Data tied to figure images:
** START **

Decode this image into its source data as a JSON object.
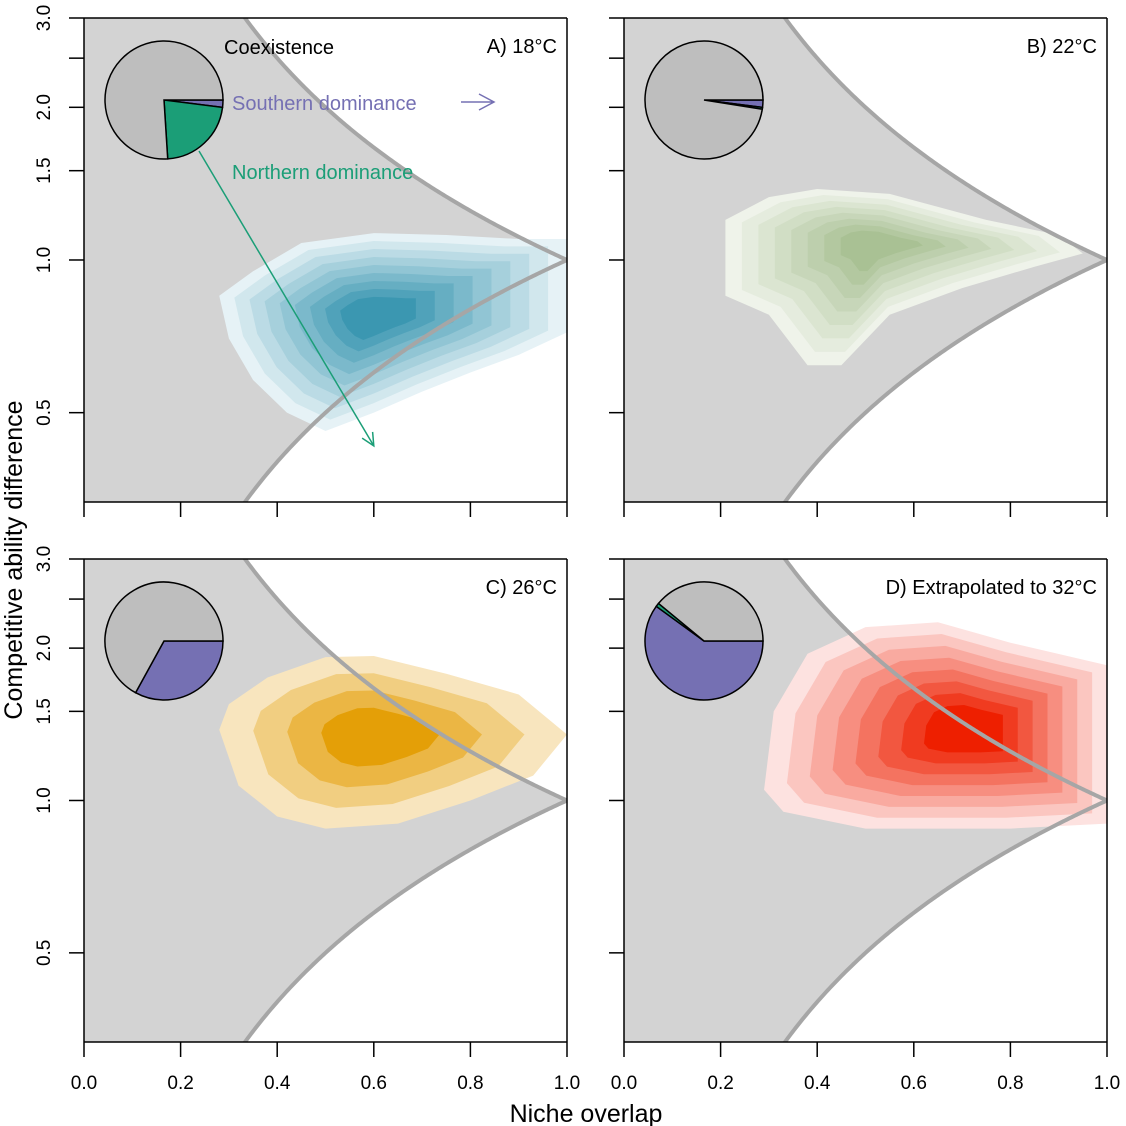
{
  "chart_data": {
    "type": "contour",
    "xlabel": "Niche overlap",
    "ylabel": "Competitive ability difference",
    "xlim": [
      0,
      1
    ],
    "ylim": [
      0.3333,
      3
    ],
    "yscale": "log",
    "xticks": [
      0.0,
      0.2,
      0.4,
      0.6,
      0.8,
      1.0
    ],
    "xtick_labels": [
      "0.0",
      "0.2",
      "0.4",
      "0.6",
      "0.8",
      "1.0"
    ],
    "yticks": [
      0.5,
      1.0,
      1.5,
      2.0,
      2.5,
      3.0
    ],
    "ytick_labels": [
      "0.5",
      "1.0",
      "1.5",
      "2.0",
      "",
      "3.0"
    ],
    "coexistence_region": "niche_overlap < competitive_ability_difference < 1/niche_overlap",
    "colors": {
      "coexistence_fill": "#d3d3d3",
      "boundary": "#a6a6a6",
      "pie_coexistence": "#bebebe",
      "southern": "#7570b3",
      "northern": "#1b9e77"
    },
    "annotations": {
      "coexistence": "Coexistence",
      "southern": "Southern dominance",
      "northern": "Northern dominance"
    },
    "panels": [
      {
        "title": "A) 18°C",
        "color": "#3b97b1",
        "light": "#e6f2f6",
        "levels": 9,
        "density_center": [
          0.6,
          0.78
        ],
        "density_spread": [
          0.19,
          0.3
        ],
        "density_outline": [
          [
            0.28,
            0.85
          ],
          [
            0.35,
            0.95
          ],
          [
            0.45,
            1.08
          ],
          [
            0.6,
            1.13
          ],
          [
            0.75,
            1.12
          ],
          [
            0.9,
            1.1
          ],
          [
            1.0,
            1.1
          ],
          [
            1.0,
            0.72
          ],
          [
            0.9,
            0.65
          ],
          [
            0.8,
            0.6
          ],
          [
            0.7,
            0.55
          ],
          [
            0.6,
            0.5
          ],
          [
            0.5,
            0.46
          ],
          [
            0.42,
            0.5
          ],
          [
            0.35,
            0.58
          ],
          [
            0.3,
            0.7
          ]
        ],
        "pie": {
          "southern": 0.02,
          "northern": 0.22,
          "coexistence": 0.76
        }
      },
      {
        "title": "B) 22°C",
        "color": "#a9c194",
        "light": "#eff3ea",
        "levels": 8,
        "density_center": [
          0.52,
          1.08
        ],
        "density_spread": [
          0.2,
          0.3
        ],
        "density_outline": [
          [
            0.21,
            1.2
          ],
          [
            0.3,
            1.33
          ],
          [
            0.4,
            1.38
          ],
          [
            0.55,
            1.35
          ],
          [
            0.75,
            1.2
          ],
          [
            0.9,
            1.12
          ],
          [
            0.95,
            1.03
          ],
          [
            0.85,
            0.97
          ],
          [
            0.7,
            0.88
          ],
          [
            0.55,
            0.78
          ],
          [
            0.45,
            0.62
          ],
          [
            0.38,
            0.62
          ],
          [
            0.3,
            0.78
          ],
          [
            0.21,
            0.85
          ]
        ],
        "pie": {
          "southern": 0.02,
          "northern": 0.005,
          "coexistence": 0.975
        }
      },
      {
        "title": "C) 26°C",
        "color": "#e49f07",
        "light": "#f8e5be",
        "levels": 4,
        "density_center": [
          0.6,
          1.35
        ],
        "density_spread": [
          0.23,
          0.3
        ],
        "density_outline": [
          [
            0.28,
            1.38
          ],
          [
            0.3,
            1.55
          ],
          [
            0.38,
            1.75
          ],
          [
            0.5,
            1.92
          ],
          [
            0.6,
            1.93
          ],
          [
            0.75,
            1.78
          ],
          [
            0.9,
            1.62
          ],
          [
            1.0,
            1.35
          ],
          [
            0.93,
            1.12
          ],
          [
            0.8,
            1.0
          ],
          [
            0.65,
            0.9
          ],
          [
            0.5,
            0.88
          ],
          [
            0.4,
            0.93
          ],
          [
            0.32,
            1.07
          ]
        ],
        "pie": {
          "southern": 0.33,
          "northern": 0.0,
          "coexistence": 0.67
        }
      },
      {
        "title": "D) Extrapolated to 32°C",
        "color": "#ee1f00",
        "light": "#fde2e0",
        "levels": 8,
        "density_center": [
          0.72,
          1.38
        ],
        "density_spread": [
          0.23,
          0.3
        ],
        "density_outline": [
          [
            0.29,
            1.05
          ],
          [
            0.31,
            1.5
          ],
          [
            0.38,
            1.95
          ],
          [
            0.5,
            2.2
          ],
          [
            0.65,
            2.25
          ],
          [
            0.8,
            2.05
          ],
          [
            1.0,
            1.85
          ],
          [
            1.0,
            0.9
          ],
          [
            0.8,
            0.88
          ],
          [
            0.5,
            0.88
          ],
          [
            0.33,
            0.95
          ]
        ],
        "pie": {
          "southern": 0.6,
          "northern": 0.01,
          "coexistence": 0.39
        }
      }
    ]
  }
}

** END **

* WORK INSTRUCTIONS:
Examine the data above and state how many of its lines contain the word "light", with no further remarks.

* SOLVED EXERCISE:
4